Supplied entries: Begin

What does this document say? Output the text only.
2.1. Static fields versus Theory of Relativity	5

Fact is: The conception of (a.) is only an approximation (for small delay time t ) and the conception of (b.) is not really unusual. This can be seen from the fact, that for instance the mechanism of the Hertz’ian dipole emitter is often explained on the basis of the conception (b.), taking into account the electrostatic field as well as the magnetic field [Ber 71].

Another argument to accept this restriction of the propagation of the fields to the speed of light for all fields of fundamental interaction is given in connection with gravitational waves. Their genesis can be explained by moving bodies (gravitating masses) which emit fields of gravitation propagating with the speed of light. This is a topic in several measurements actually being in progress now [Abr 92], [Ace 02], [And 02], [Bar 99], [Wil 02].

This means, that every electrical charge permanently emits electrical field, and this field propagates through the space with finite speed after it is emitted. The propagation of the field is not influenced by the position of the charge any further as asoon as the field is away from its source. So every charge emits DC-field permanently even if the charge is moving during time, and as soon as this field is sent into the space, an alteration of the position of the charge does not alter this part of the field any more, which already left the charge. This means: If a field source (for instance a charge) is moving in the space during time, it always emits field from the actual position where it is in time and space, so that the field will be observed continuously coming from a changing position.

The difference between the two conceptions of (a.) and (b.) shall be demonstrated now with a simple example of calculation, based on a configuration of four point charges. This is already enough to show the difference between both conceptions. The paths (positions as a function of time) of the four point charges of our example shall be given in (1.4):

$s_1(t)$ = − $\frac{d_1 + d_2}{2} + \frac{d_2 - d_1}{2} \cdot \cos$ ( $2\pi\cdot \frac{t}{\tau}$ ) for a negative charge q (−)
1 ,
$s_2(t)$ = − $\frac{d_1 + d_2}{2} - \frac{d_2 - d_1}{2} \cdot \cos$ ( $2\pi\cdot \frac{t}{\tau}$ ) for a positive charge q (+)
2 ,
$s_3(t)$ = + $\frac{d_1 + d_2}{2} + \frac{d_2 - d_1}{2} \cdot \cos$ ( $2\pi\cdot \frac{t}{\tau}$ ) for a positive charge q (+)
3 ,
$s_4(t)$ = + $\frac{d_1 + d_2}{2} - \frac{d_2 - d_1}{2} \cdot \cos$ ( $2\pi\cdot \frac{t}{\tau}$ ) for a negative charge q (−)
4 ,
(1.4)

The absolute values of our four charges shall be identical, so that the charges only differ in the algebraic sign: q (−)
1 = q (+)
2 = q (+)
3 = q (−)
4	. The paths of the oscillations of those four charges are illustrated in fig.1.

Supplied entries: End

Description of the task ▸ Could you please repeat the data exactly as given?

Answer box ▸
What does this document say? Output the text only.
2.1. Static fields versus Theory of Relativity	5

Fact is: The conception of (a.) is only an approximation (for small delay time t ) and the conception of (b.) is not really unusual. This can be seen from the fact, that for instance the mechanism of the Hertz’ian dipole emitter is often explained on the basis of the conception (b.), taking into account the electrostatic field as well as the magnetic field [Ber 71].

Another argument to accept this restriction of the propagation of the fields to the speed of light for all fields of fundamental interaction is given in connection with gravitational waves. Their genesis can be explained by moving bodies (gravitating masses) which emit fields of gravitation propagating with the speed of light. This is a topic in several measurements actually being in progress now [Abr 92], [Ace 02], [And 02], [Bar 99], [Wil 02].

This means, that every electrical charge permanently emits electrical field, and this field propagates through the space with finite speed after it is emitted. The propagation of the field is not influenced by the position of the charge any further as asoon as the field is away from its source. So every charge emits DC-field permanently even if the charge is moving during time, and as soon as this field is sent into the space, an alteration of the position of the charge does not alter this part of the field any more, which already left the charge. This means: If a field source (for instance a charge) is moving in the space during time, it always emits field from the actual position where it is in time and space, so that the field will be observed continuously coming from a changing position.

The difference between the two conceptions of (a.) and (b.) shall be demonstrated now with a simple example of calculation, based on a configuration of four point charges. This is already enough to show the difference between both conceptions. The paths (positions as a function of time) of the four point charges of our example shall be given in (1.4):

$s_1(t)$ = − $\frac{d_1 + d_2}{2} + \frac{d_2 - d_1}{2} \cdot \cos$ ( $2\pi\cdot \frac{t}{\tau}$ ) for a negative charge q (−)
1 ,
$s_2(t)$ = − $\frac{d_1 + d_2}{2} - \frac{d_2 - d_1}{2} \cdot \cos$ ( $2\pi\cdot \frac{t}{\tau}$ ) for a positive charge q (+)
2 ,
$s_3(t)$ = + $\frac{d_1 + d_2}{2} + \frac{d_2 - d_1}{2} \cdot \cos$ ( $2\pi\cdot \frac{t}{\tau}$ ) for a positive charge q (+)
3 ,
$s_4(t)$ = + $\frac{d_1 + d_2}{2} - \frac{d_2 - d_1}{2} \cdot \cos$ ( $2\pi\cdot \frac{t}{\tau}$ ) for a negative charge q (−)
4 ,
(1.4)

The absolute values of our four charges shall be identical, so that the charges only differ in the algebraic sign: q (−)
1 = q (+)
2 = q (+)
3 = q (−)
4	. The paths of the oscillations of those four charges are illustrated in fig.1.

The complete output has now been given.